> Part of a data file
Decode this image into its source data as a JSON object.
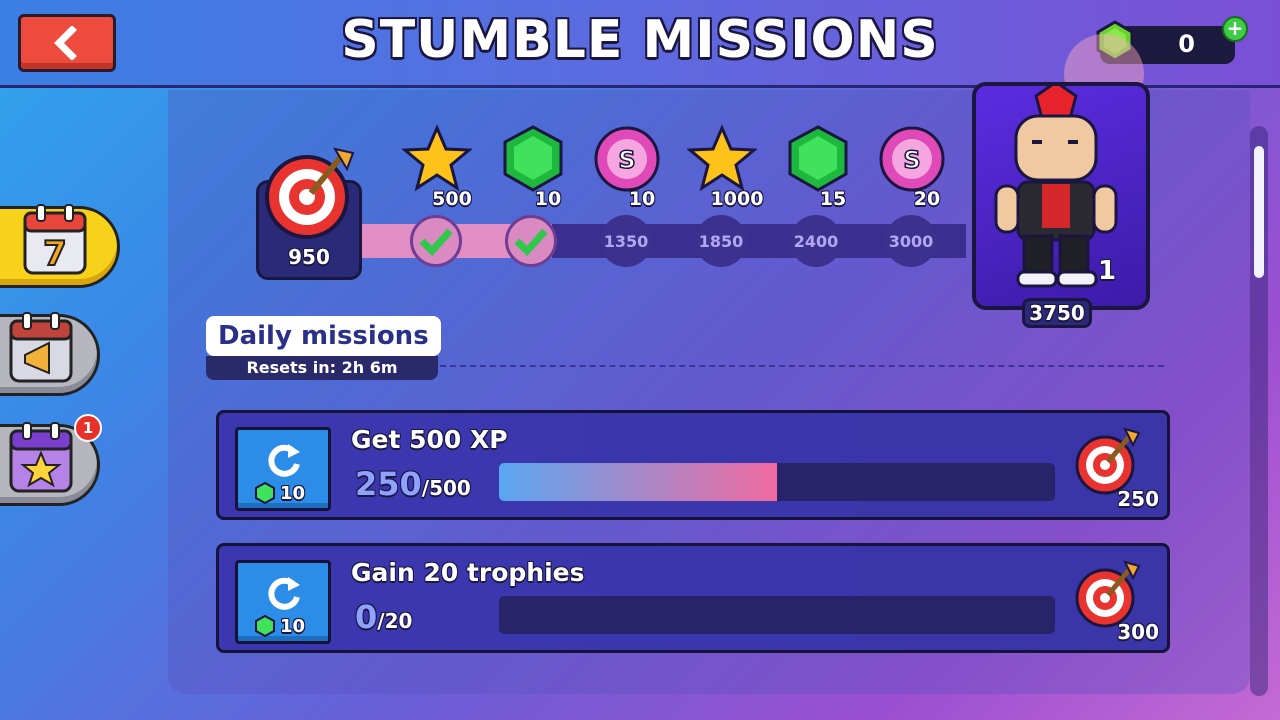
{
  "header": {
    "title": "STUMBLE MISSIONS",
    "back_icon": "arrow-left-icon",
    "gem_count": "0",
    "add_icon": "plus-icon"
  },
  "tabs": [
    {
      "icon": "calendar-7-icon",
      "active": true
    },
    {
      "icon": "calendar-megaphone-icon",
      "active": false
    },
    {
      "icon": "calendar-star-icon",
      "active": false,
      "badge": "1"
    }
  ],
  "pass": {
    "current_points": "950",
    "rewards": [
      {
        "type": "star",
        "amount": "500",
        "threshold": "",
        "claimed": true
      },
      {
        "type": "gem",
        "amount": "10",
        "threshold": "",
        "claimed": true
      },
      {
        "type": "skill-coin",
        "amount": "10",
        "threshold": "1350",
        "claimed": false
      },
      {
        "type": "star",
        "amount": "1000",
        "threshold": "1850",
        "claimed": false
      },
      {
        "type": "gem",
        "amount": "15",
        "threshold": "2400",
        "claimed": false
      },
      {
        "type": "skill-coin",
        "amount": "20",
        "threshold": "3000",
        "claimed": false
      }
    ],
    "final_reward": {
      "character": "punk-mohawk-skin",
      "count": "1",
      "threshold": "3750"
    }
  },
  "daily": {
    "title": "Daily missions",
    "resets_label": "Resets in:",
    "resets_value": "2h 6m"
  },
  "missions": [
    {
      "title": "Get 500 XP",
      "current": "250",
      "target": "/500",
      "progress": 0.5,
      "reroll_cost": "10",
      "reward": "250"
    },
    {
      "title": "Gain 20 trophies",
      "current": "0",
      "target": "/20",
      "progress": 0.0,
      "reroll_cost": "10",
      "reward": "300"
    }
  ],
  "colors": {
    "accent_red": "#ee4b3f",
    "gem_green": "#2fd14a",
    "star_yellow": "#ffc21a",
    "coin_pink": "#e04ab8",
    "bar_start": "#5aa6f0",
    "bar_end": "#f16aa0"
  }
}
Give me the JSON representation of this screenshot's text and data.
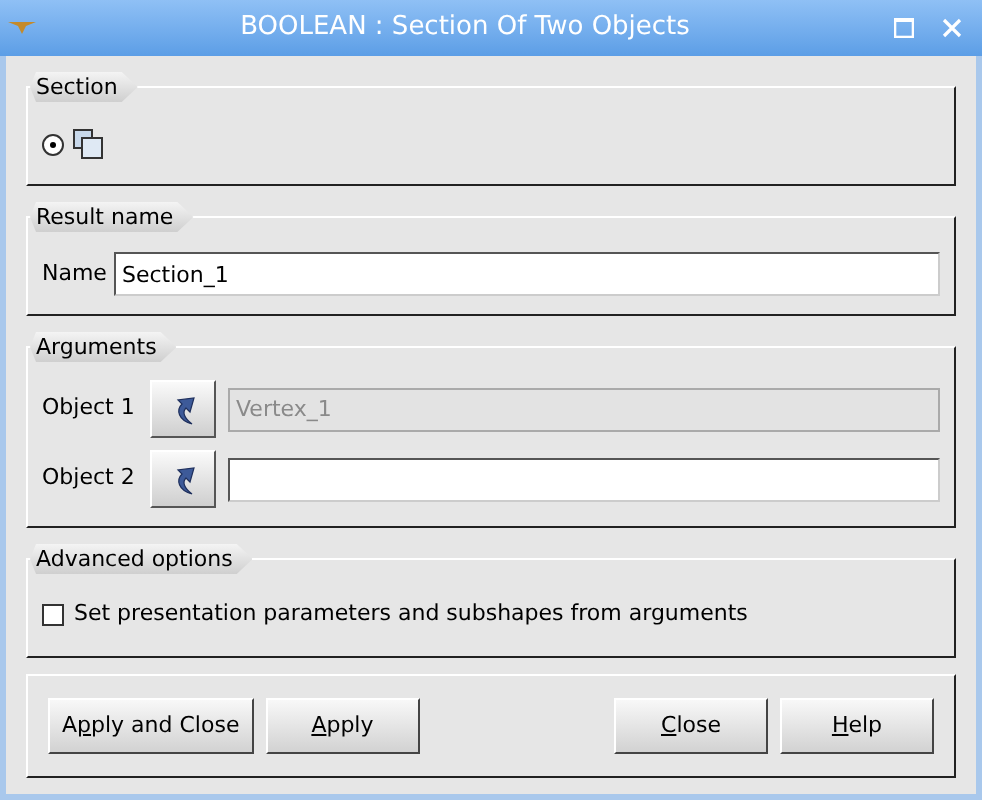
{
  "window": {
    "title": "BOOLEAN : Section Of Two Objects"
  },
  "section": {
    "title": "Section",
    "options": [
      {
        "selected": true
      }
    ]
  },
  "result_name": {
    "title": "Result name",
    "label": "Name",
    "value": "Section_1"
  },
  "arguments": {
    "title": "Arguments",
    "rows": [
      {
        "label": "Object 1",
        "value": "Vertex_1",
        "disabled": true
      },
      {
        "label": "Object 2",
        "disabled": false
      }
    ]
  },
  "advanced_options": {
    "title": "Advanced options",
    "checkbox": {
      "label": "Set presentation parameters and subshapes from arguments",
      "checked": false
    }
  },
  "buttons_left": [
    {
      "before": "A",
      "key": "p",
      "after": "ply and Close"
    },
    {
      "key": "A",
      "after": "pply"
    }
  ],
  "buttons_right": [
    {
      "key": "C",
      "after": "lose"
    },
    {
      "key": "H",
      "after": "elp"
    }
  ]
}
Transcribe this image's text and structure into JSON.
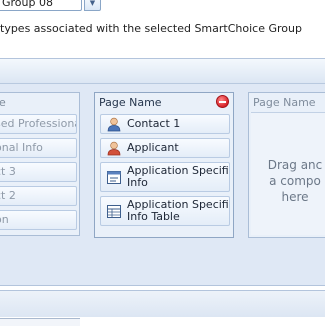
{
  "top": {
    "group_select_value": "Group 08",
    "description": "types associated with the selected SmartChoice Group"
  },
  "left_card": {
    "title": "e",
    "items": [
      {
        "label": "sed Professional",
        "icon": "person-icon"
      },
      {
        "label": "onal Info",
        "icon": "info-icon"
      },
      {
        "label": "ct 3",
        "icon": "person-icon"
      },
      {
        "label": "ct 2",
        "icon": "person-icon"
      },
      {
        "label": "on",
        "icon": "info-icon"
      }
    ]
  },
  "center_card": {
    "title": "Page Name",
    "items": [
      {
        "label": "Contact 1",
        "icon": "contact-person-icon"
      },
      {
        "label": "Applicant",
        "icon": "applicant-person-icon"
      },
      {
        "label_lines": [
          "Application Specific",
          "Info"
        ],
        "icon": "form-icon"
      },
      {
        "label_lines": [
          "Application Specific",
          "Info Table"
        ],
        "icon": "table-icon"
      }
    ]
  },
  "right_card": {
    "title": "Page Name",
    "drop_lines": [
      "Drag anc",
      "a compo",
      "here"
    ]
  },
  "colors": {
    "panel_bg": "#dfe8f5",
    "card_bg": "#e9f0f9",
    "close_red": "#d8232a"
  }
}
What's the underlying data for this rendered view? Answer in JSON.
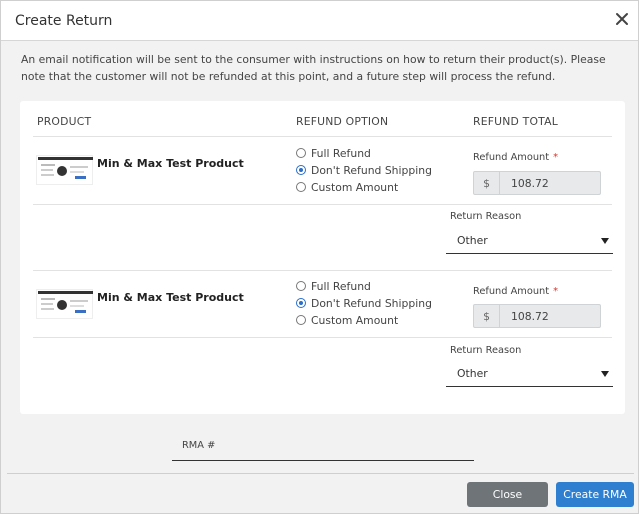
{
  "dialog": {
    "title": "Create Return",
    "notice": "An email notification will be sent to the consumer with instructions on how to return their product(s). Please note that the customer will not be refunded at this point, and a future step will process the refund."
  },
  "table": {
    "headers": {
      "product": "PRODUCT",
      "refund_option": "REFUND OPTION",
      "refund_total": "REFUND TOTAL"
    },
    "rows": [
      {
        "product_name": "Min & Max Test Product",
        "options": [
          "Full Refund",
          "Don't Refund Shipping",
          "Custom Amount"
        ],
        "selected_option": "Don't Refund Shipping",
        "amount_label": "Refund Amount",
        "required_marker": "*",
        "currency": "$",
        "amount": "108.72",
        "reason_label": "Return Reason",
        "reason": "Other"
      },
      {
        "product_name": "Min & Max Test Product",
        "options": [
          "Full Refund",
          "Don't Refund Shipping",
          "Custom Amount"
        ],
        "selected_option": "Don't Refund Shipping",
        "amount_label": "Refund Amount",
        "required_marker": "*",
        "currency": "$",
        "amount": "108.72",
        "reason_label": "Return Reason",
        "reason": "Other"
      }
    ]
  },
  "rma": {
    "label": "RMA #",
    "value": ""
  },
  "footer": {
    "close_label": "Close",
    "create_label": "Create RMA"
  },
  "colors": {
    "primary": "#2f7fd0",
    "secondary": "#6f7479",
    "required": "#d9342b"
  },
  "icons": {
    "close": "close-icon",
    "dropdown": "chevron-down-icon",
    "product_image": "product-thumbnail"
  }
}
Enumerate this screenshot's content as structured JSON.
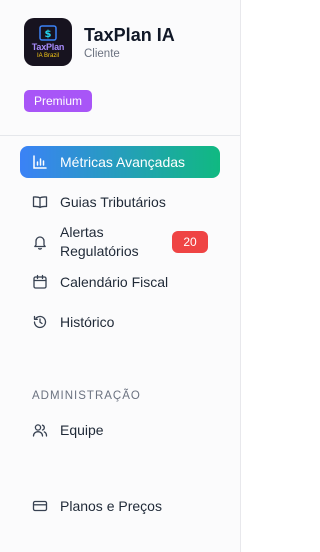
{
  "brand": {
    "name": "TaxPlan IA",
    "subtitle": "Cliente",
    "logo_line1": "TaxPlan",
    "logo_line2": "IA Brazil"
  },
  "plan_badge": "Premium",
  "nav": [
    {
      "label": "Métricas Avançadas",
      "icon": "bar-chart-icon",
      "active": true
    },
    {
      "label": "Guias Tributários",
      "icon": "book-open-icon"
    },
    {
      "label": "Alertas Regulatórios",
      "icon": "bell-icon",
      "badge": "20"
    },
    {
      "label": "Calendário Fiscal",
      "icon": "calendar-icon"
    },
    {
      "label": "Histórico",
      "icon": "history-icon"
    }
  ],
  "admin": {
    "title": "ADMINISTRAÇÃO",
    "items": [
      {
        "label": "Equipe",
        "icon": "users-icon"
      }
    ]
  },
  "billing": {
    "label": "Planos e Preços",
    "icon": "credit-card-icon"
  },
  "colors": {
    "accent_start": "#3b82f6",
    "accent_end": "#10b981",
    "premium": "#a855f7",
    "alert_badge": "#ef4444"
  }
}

> Task details
Output every entry exactly as given; pictures are not part of the copy.

> Response to the exercise
Decode this image into its source data as a JSON object.
{
  "header": {
    "title": "STUMBLE MISSIONS",
    "back_icon": "arrow-left-icon",
    "gem_count": "0",
    "add_icon": "plus-icon"
  },
  "tabs": [
    {
      "icon": "calendar-7-icon",
      "active": true
    },
    {
      "icon": "calendar-megaphone-icon",
      "active": false
    },
    {
      "icon": "calendar-star-icon",
      "active": false,
      "badge": "1"
    }
  ],
  "pass": {
    "current_points": "950",
    "rewards": [
      {
        "type": "star",
        "amount": "500",
        "threshold": "",
        "claimed": true
      },
      {
        "type": "gem",
        "amount": "10",
        "threshold": "",
        "claimed": true
      },
      {
        "type": "skill-coin",
        "amount": "10",
        "threshold": "1350",
        "claimed": false
      },
      {
        "type": "star",
        "amount": "1000",
        "threshold": "1850",
        "claimed": false
      },
      {
        "type": "gem",
        "amount": "15",
        "threshold": "2400",
        "claimed": false
      },
      {
        "type": "skill-coin",
        "amount": "20",
        "threshold": "3000",
        "claimed": false
      }
    ],
    "final_reward": {
      "character": "punk-mohawk-skin",
      "count": "1",
      "threshold": "3750"
    }
  },
  "daily": {
    "title": "Daily missions",
    "resets_label": "Resets in:",
    "resets_value": "2h 6m"
  },
  "missions": [
    {
      "title": "Get 500 XP",
      "current": "250",
      "target": "/500",
      "progress": 0.5,
      "reroll_cost": "10",
      "reward": "250"
    },
    {
      "title": "Gain 20 trophies",
      "current": "0",
      "target": "/20",
      "progress": 0.0,
      "reroll_cost": "10",
      "reward": "300"
    }
  ],
  "colors": {
    "accent_red": "#ee4b3f",
    "gem_green": "#2fd14a",
    "star_yellow": "#ffc21a",
    "coin_pink": "#e04ab8",
    "bar_start": "#5aa6f0",
    "bar_end": "#f16aa0"
  }
}
Give me the JSON representation of this screenshot's text and data.
{
  "window": {
    "title": "BOOLEAN : Section Of Two Objects"
  },
  "section": {
    "title": "Section",
    "options": [
      {
        "selected": true
      }
    ]
  },
  "result_name": {
    "title": "Result name",
    "label": "Name",
    "value": "Section_1"
  },
  "arguments": {
    "title": "Arguments",
    "rows": [
      {
        "label": "Object 1",
        "value": "Vertex_1",
        "disabled": true
      },
      {
        "label": "Object 2",
        "disabled": false
      }
    ]
  },
  "advanced_options": {
    "title": "Advanced options",
    "checkbox": {
      "label": "Set presentation parameters and subshapes from arguments",
      "checked": false
    }
  },
  "buttons_left": [
    {
      "before": "A",
      "key": "p",
      "after": "ply and Close"
    },
    {
      "key": "A",
      "after": "pply"
    }
  ],
  "buttons_right": [
    {
      "key": "C",
      "after": "lose"
    },
    {
      "key": "H",
      "after": "elp"
    }
  ]
}
Transcribe this image's text and structure into JSON.
{
  "top": {
    "group_select_value": "Group 08",
    "description": "types associated with the selected SmartChoice Group"
  },
  "left_card": {
    "title": "e",
    "items": [
      {
        "label": "sed Professional",
        "icon": "person-icon"
      },
      {
        "label": "onal Info",
        "icon": "info-icon"
      },
      {
        "label": "ct 3",
        "icon": "person-icon"
      },
      {
        "label": "ct 2",
        "icon": "person-icon"
      },
      {
        "label": "on",
        "icon": "info-icon"
      }
    ]
  },
  "center_card": {
    "title": "Page Name",
    "items": [
      {
        "label": "Contact 1",
        "icon": "contact-person-icon"
      },
      {
        "label": "Applicant",
        "icon": "applicant-person-icon"
      },
      {
        "label_lines": [
          "Application Specific",
          "Info"
        ],
        "icon": "form-icon"
      },
      {
        "label_lines": [
          "Application Specific",
          "Info Table"
        ],
        "icon": "table-icon"
      }
    ]
  },
  "right_card": {
    "title": "Page Name",
    "drop_lines": [
      "Drag anc",
      "a compo",
      "here"
    ]
  },
  "colors": {
    "panel_bg": "#dfe8f5",
    "card_bg": "#e9f0f9",
    "close_red": "#d8232a"
  }
}
What's the underlying data for this rendered view? Answer in JSON.
{
  "dialog": {
    "title": "Create Return",
    "notice": "An email notification will be sent to the consumer with instructions on how to return their product(s). Please note that the customer will not be refunded at this point, and a future step will process the refund."
  },
  "table": {
    "headers": {
      "product": "PRODUCT",
      "refund_option": "REFUND OPTION",
      "refund_total": "REFUND TOTAL"
    },
    "rows": [
      {
        "product_name": "Min & Max Test Product",
        "options": [
          "Full Refund",
          "Don't Refund Shipping",
          "Custom Amount"
        ],
        "selected_option": "Don't Refund Shipping",
        "amount_label": "Refund Amount",
        "required_marker": "*",
        "currency": "$",
        "amount": "108.72",
        "reason_label": "Return Reason",
        "reason": "Other"
      },
      {
        "product_name": "Min & Max Test Product",
        "options": [
          "Full Refund",
          "Don't Refund Shipping",
          "Custom Amount"
        ],
        "selected_option": "Don't Refund Shipping",
        "amount_label": "Refund Amount",
        "required_marker": "*",
        "currency": "$",
        "amount": "108.72",
        "reason_label": "Return Reason",
        "reason": "Other"
      }
    ]
  },
  "rma": {
    "label": "RMA #",
    "value": ""
  },
  "footer": {
    "close_label": "Close",
    "create_label": "Create RMA"
  },
  "colors": {
    "primary": "#2f7fd0",
    "secondary": "#6f7479",
    "required": "#d9342b"
  },
  "icons": {
    "close": "close-icon",
    "dropdown": "chevron-down-icon",
    "product_image": "product-thumbnail"
  }
}
Enumerate this screenshot's content as structured JSON.
{
  "brand": {
    "name": "TaxPlan IA",
    "subtitle": "Cliente",
    "logo_line1": "TaxPlan",
    "logo_line2": "IA Brazil"
  },
  "plan_badge": "Premium",
  "nav": [
    {
      "label": "Métricas Avançadas",
      "icon": "bar-chart-icon",
      "active": true
    },
    {
      "label": "Guias Tributários",
      "icon": "book-open-icon"
    },
    {
      "label": "Alertas Regulatórios",
      "icon": "bell-icon",
      "badge": "20"
    },
    {
      "label": "Calendário Fiscal",
      "icon": "calendar-icon"
    },
    {
      "label": "Histórico",
      "icon": "history-icon"
    }
  ],
  "admin": {
    "title": "ADMINISTRAÇÃO",
    "items": [
      {
        "label": "Equipe",
        "icon": "users-icon"
      }
    ]
  },
  "billing": {
    "label": "Planos e Preços",
    "icon": "credit-card-icon"
  },
  "colors": {
    "accent_start": "#3b82f6",
    "accent_end": "#10b981",
    "premium": "#a855f7",
    "alert_badge": "#ef4444"
  }
}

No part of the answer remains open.